▸ Available records
----------------
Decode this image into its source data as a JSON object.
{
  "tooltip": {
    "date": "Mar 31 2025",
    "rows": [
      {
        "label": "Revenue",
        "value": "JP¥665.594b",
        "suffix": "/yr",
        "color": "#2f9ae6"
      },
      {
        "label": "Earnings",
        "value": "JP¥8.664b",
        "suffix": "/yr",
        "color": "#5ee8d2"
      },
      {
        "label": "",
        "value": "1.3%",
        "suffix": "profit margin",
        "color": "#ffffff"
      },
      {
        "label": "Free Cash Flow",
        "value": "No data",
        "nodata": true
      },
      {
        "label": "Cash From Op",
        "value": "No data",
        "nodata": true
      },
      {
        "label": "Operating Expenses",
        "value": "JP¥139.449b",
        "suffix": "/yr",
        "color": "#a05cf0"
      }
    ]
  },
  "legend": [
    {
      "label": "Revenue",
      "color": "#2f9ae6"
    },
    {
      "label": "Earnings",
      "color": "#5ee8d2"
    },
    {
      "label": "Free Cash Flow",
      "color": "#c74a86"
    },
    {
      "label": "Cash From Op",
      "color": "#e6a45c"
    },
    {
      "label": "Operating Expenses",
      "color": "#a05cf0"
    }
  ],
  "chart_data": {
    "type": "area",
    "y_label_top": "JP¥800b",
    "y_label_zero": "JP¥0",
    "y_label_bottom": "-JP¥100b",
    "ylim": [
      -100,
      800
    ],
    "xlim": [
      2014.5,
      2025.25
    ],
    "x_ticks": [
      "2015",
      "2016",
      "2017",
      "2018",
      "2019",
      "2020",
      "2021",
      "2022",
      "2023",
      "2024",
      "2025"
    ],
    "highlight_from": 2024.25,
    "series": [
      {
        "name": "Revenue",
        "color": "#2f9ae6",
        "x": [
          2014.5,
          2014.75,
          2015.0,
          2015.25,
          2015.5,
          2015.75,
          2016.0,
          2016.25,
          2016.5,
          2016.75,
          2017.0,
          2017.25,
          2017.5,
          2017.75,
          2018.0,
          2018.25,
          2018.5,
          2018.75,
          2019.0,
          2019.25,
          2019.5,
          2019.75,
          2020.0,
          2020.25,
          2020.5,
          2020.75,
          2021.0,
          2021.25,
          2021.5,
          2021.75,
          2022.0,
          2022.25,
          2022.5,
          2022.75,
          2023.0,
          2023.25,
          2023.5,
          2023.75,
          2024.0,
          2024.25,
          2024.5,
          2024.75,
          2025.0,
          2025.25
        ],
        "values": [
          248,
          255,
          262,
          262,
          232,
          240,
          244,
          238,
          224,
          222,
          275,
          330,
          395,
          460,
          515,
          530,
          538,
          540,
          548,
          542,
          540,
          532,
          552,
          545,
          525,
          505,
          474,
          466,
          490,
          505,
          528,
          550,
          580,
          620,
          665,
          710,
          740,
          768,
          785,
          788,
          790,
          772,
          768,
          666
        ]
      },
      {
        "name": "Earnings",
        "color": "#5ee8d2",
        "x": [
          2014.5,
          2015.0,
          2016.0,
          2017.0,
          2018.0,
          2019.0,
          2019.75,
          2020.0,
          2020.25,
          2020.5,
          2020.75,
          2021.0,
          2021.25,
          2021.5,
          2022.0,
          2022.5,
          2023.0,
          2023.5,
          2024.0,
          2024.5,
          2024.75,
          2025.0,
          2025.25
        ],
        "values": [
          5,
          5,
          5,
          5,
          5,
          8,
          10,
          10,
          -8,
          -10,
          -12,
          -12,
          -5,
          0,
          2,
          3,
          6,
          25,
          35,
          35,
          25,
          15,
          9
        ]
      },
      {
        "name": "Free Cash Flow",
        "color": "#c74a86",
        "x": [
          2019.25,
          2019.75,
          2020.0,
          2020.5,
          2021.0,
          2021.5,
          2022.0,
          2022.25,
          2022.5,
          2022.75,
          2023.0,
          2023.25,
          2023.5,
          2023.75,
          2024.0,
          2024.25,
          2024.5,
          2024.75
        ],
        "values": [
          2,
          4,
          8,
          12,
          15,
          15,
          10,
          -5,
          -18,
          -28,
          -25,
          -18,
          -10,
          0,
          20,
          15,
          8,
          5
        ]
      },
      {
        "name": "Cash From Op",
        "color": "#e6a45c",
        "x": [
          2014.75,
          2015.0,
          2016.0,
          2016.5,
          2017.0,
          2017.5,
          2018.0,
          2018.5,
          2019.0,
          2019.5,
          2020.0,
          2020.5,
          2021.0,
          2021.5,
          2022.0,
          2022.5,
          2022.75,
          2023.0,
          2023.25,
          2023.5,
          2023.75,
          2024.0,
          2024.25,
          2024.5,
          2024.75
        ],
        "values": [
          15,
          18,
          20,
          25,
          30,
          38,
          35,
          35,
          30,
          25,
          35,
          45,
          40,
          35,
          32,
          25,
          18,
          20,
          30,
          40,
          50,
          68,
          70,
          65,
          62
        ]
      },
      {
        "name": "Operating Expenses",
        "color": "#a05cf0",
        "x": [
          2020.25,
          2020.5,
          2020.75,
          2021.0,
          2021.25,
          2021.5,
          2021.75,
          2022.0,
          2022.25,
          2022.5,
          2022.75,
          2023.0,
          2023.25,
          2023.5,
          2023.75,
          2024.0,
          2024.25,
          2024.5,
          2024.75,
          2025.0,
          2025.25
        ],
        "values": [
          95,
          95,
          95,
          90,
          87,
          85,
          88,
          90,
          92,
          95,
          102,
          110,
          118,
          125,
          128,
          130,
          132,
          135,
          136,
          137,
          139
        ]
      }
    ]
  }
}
----------------
▸ What is needed
From the records above, extract each line exactly as shown.

▸ The answer
Decode this image into its source data as a JSON object.
{
  "tooltip": {
    "date": "Mar 31 2025",
    "rows": [
      {
        "label": "Revenue",
        "value": "JP¥665.594b",
        "suffix": "/yr",
        "color": "#2f9ae6"
      },
      {
        "label": "Earnings",
        "value": "JP¥8.664b",
        "suffix": "/yr",
        "color": "#5ee8d2"
      },
      {
        "label": "",
        "value": "1.3%",
        "suffix": "profit margin",
        "color": "#ffffff"
      },
      {
        "label": "Free Cash Flow",
        "value": "No data",
        "nodata": true
      },
      {
        "label": "Cash From Op",
        "value": "No data",
        "nodata": true
      },
      {
        "label": "Operating Expenses",
        "value": "JP¥139.449b",
        "suffix": "/yr",
        "color": "#a05cf0"
      }
    ]
  },
  "legend": [
    {
      "label": "Revenue",
      "color": "#2f9ae6"
    },
    {
      "label": "Earnings",
      "color": "#5ee8d2"
    },
    {
      "label": "Free Cash Flow",
      "color": "#c74a86"
    },
    {
      "label": "Cash From Op",
      "color": "#e6a45c"
    },
    {
      "label": "Operating Expenses",
      "color": "#a05cf0"
    }
  ],
  "chart_data": {
    "type": "area",
    "y_label_top": "JP¥800b",
    "y_label_zero": "JP¥0",
    "y_label_bottom": "-JP¥100b",
    "ylim": [
      -100,
      800
    ],
    "xlim": [
      2014.5,
      2025.25
    ],
    "x_ticks": [
      "2015",
      "2016",
      "2017",
      "2018",
      "2019",
      "2020",
      "2021",
      "2022",
      "2023",
      "2024",
      "2025"
    ],
    "highlight_from": 2024.25,
    "series": [
      {
        "name": "Revenue",
        "color": "#2f9ae6",
        "x": [
          2014.5,
          2014.75,
          2015.0,
          2015.25,
          2015.5,
          2015.75,
          2016.0,
          2016.25,
          2016.5,
          2016.75,
          2017.0,
          2017.25,
          2017.5,
          2017.75,
          2018.0,
          2018.25,
          2018.5,
          2018.75,
          2019.0,
          2019.25,
          2019.5,
          2019.75,
          2020.0,
          2020.25,
          2020.5,
          2020.75,
          2021.0,
          2021.25,
          2021.5,
          2021.75,
          2022.0,
          2022.25,
          2022.5,
          2022.75,
          2023.0,
          2023.25,
          2023.5,
          2023.75,
          2024.0,
          2024.25,
          2024.5,
          2024.75,
          2025.0,
          2025.25
        ],
        "values": [
          248,
          255,
          262,
          262,
          232,
          240,
          244,
          238,
          224,
          222,
          275,
          330,
          395,
          460,
          515,
          530,
          538,
          540,
          548,
          542,
          540,
          532,
          552,
          545,
          525,
          505,
          474,
          466,
          490,
          505,
          528,
          550,
          580,
          620,
          665,
          710,
          740,
          768,
          785,
          788,
          790,
          772,
          768,
          666
        ]
      },
      {
        "name": "Earnings",
        "color": "#5ee8d2",
        "x": [
          2014.5,
          2015.0,
          2016.0,
          2017.0,
          2018.0,
          2019.0,
          2019.75,
          2020.0,
          2020.25,
          2020.5,
          2020.75,
          2021.0,
          2021.25,
          2021.5,
          2022.0,
          2022.5,
          2023.0,
          2023.5,
          2024.0,
          2024.5,
          2024.75,
          2025.0,
          2025.25
        ],
        "values": [
          5,
          5,
          5,
          5,
          5,
          8,
          10,
          10,
          -8,
          -10,
          -12,
          -12,
          -5,
          0,
          2,
          3,
          6,
          25,
          35,
          35,
          25,
          15,
          9
        ]
      },
      {
        "name": "Free Cash Flow",
        "color": "#c74a86",
        "x": [
          2019.25,
          2019.75,
          2020.0,
          2020.5,
          2021.0,
          2021.5,
          2022.0,
          2022.25,
          2022.5,
          2022.75,
          2023.0,
          2023.25,
          2023.5,
          2023.75,
          2024.0,
          2024.25,
          2024.5,
          2024.75
        ],
        "values": [
          2,
          4,
          8,
          12,
          15,
          15,
          10,
          -5,
          -18,
          -28,
          -25,
          -18,
          -10,
          0,
          20,
          15,
          8,
          5
        ]
      },
      {
        "name": "Cash From Op",
        "color": "#e6a45c",
        "x": [
          2014.75,
          2015.0,
          2016.0,
          2016.5,
          2017.0,
          2017.5,
          2018.0,
          2018.5,
          2019.0,
          2019.5,
          2020.0,
          2020.5,
          2021.0,
          2021.5,
          2022.0,
          2022.5,
          2022.75,
          2023.0,
          2023.25,
          2023.5,
          2023.75,
          2024.0,
          2024.25,
          2024.5,
          2024.75
        ],
        "values": [
          15,
          18,
          20,
          25,
          30,
          38,
          35,
          35,
          30,
          25,
          35,
          45,
          40,
          35,
          32,
          25,
          18,
          20,
          30,
          40,
          50,
          68,
          70,
          65,
          62
        ]
      },
      {
        "name": "Operating Expenses",
        "color": "#a05cf0",
        "x": [
          2020.25,
          2020.5,
          2020.75,
          2021.0,
          2021.25,
          2021.5,
          2021.75,
          2022.0,
          2022.25,
          2022.5,
          2022.75,
          2023.0,
          2023.25,
          2023.5,
          2023.75,
          2024.0,
          2024.25,
          2024.5,
          2024.75,
          2025.0,
          2025.25
        ],
        "values": [
          95,
          95,
          95,
          90,
          87,
          85,
          88,
          90,
          92,
          95,
          102,
          110,
          118,
          125,
          128,
          130,
          132,
          135,
          136,
          137,
          139
        ]
      }
    ]
  }
}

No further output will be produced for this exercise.